[BEGIN Dataset records]
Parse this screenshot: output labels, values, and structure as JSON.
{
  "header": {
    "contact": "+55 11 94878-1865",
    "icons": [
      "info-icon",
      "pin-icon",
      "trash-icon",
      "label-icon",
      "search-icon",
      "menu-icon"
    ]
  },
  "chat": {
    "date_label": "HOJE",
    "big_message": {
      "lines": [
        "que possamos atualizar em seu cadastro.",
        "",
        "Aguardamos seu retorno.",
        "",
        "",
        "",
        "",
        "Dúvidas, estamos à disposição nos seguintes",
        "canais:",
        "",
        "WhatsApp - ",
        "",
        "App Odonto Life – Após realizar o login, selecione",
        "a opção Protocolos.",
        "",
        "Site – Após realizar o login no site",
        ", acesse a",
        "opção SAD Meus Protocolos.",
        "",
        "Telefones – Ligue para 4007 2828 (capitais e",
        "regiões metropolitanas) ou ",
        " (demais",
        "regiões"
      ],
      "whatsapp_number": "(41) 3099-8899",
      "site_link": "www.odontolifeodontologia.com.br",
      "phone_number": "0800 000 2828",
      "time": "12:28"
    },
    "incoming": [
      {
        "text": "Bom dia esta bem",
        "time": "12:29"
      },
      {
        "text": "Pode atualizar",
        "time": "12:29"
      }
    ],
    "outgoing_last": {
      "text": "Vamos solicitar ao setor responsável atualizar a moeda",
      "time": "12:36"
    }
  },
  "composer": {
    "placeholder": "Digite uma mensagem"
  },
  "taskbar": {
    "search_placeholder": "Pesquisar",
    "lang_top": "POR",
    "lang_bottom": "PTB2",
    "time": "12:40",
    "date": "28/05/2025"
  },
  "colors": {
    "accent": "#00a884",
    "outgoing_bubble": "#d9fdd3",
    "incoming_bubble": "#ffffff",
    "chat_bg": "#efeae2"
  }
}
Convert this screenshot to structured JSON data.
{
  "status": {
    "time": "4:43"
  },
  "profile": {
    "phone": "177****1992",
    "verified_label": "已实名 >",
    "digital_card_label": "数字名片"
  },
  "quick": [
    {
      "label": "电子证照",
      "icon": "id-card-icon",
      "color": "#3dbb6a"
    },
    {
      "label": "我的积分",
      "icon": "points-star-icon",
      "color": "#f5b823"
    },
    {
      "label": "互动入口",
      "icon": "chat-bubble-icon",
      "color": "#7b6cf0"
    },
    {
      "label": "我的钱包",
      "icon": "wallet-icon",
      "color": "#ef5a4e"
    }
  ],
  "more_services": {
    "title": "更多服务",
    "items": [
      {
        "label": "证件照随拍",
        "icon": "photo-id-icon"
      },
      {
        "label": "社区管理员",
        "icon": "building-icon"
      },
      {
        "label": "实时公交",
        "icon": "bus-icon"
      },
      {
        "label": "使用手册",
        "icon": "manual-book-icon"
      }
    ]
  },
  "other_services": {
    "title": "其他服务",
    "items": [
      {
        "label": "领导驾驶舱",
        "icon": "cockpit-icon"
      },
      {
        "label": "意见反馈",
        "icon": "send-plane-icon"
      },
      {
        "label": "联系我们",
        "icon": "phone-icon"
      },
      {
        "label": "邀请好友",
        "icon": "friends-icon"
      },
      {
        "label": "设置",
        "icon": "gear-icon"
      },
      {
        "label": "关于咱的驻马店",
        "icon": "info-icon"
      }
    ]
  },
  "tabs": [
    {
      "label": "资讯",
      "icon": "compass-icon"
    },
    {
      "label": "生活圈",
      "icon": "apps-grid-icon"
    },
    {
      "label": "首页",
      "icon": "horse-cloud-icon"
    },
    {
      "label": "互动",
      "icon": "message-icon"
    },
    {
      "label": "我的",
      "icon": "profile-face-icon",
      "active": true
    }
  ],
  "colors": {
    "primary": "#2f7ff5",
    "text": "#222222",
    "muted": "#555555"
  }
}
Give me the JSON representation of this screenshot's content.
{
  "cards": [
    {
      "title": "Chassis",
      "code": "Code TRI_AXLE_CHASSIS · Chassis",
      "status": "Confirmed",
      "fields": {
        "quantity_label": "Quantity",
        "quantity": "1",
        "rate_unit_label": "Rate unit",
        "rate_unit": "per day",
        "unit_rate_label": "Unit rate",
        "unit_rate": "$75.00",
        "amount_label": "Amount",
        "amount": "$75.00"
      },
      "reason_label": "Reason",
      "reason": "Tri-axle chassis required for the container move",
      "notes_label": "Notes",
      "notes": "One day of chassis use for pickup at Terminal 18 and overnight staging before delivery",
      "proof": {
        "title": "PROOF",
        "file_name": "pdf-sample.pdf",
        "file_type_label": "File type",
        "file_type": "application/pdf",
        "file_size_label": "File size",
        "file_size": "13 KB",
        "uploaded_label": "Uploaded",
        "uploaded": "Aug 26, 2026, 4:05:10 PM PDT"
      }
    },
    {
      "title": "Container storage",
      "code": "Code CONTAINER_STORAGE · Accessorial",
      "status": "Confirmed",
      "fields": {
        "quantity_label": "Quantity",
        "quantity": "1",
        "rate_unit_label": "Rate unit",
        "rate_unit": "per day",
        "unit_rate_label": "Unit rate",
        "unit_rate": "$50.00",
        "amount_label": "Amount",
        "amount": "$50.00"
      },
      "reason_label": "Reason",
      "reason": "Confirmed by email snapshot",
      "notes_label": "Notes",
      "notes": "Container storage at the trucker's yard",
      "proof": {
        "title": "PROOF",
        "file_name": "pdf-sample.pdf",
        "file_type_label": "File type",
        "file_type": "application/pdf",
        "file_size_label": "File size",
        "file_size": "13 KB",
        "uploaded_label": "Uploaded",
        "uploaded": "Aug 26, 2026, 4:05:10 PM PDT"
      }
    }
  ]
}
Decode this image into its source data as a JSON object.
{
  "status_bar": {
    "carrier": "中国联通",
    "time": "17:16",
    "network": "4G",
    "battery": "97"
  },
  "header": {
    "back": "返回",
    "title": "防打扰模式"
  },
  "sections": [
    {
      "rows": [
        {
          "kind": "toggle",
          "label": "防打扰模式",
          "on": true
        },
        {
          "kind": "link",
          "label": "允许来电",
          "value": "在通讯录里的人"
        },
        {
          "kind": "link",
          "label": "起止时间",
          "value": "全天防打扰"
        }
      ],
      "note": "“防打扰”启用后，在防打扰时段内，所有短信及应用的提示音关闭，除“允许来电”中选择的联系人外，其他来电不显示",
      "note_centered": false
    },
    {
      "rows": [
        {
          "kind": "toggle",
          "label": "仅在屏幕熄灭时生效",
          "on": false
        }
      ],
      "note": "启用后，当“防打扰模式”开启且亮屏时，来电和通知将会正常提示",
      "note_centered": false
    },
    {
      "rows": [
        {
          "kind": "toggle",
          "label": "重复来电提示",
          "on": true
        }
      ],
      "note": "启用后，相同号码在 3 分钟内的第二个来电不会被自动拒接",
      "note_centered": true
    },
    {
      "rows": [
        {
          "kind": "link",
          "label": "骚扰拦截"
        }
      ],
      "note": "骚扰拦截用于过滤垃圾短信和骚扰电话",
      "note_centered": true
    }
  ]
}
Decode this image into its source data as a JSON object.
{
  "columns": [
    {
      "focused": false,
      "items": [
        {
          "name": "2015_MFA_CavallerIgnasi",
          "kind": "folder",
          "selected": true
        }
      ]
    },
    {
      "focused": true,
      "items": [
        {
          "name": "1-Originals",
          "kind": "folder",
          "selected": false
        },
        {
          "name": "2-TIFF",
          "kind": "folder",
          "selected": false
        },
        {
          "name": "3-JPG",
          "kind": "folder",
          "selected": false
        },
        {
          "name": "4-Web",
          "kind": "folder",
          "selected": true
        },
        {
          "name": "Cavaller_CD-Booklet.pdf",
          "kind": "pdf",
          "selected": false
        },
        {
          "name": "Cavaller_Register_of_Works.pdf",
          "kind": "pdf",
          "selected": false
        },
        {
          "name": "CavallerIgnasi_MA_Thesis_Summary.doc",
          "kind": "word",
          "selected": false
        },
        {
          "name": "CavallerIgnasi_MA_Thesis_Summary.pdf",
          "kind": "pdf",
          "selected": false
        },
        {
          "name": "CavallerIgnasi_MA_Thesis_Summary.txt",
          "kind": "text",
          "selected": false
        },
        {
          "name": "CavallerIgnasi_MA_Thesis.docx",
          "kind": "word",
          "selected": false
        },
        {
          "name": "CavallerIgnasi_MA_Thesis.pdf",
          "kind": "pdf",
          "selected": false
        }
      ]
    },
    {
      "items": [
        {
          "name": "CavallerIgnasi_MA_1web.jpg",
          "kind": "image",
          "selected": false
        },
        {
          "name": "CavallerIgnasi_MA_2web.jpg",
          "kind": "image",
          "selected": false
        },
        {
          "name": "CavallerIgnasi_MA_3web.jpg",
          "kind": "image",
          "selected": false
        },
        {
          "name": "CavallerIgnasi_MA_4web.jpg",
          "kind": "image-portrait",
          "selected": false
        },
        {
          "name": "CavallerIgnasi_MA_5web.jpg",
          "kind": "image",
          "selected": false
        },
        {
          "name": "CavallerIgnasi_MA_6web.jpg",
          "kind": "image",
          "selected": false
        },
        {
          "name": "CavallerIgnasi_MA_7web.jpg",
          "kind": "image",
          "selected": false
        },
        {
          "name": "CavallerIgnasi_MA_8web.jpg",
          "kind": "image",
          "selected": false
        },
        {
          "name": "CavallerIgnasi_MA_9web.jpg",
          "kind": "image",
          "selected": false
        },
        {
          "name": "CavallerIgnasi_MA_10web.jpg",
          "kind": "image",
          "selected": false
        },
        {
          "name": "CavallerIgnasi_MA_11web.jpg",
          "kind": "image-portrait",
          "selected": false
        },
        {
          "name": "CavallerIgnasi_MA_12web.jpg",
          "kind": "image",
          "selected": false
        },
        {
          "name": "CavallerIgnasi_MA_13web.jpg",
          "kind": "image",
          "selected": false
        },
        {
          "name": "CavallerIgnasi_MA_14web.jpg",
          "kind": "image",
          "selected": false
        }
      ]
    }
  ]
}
[END Dataset records]
_Task statement_.
Look through the data and gather every line with the string "this" in it.

_Result of the exercise_.
Parse this screenshot: output labels, values, and structure as JSON.
Convert this screenshot to structured JSON data.
Give me the JSON representation of this screenshot's content.
Decode this image into its source data as a JSON object.
Decode this image into its source data as a JSON object.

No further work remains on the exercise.